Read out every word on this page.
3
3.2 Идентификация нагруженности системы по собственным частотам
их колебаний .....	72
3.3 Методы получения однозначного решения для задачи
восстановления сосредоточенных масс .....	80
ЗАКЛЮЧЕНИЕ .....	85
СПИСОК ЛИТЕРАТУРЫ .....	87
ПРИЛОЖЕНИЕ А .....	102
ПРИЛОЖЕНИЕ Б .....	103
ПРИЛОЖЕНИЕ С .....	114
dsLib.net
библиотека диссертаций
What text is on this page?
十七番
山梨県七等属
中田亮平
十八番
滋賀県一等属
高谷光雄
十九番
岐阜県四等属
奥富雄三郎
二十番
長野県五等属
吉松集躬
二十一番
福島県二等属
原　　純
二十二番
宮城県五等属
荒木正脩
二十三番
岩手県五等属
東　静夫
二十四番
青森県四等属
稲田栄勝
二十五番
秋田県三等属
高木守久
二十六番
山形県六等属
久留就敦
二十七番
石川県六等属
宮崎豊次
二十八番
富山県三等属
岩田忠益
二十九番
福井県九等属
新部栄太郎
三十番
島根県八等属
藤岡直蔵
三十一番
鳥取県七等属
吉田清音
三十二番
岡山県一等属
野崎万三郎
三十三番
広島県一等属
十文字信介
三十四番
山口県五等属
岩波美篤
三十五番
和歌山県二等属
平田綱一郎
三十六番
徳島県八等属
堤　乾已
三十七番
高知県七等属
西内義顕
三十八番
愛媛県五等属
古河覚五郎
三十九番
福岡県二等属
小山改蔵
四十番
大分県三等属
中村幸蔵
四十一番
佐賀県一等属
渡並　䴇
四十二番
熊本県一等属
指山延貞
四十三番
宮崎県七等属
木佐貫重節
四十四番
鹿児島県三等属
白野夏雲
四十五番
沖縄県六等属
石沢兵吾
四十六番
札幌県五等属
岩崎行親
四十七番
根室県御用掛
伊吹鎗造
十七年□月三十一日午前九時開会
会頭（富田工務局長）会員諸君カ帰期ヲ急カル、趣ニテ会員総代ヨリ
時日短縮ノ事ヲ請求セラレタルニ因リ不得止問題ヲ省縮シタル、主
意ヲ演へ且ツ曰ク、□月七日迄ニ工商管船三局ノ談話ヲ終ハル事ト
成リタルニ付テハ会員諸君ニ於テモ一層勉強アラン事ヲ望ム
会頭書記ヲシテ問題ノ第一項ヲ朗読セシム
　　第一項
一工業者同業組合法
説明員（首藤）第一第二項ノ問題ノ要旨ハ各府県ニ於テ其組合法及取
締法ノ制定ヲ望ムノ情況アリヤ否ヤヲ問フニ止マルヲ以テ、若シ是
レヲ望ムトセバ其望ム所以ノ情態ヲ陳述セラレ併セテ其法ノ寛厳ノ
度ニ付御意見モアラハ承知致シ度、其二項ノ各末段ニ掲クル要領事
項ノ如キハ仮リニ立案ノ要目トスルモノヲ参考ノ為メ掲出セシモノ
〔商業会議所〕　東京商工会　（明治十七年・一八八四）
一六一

DESCRIPTION OF THE TASK
From the listing, copy each line containing the word "ПРИЛОЖЕНИЕ".

EXPECTED ANSWER
ПРИЛОЖЕНИЕ А .....	102
ПРИЛОЖЕНИЕ Б .....	103
ПРИЛОЖЕНИЕ С .....	114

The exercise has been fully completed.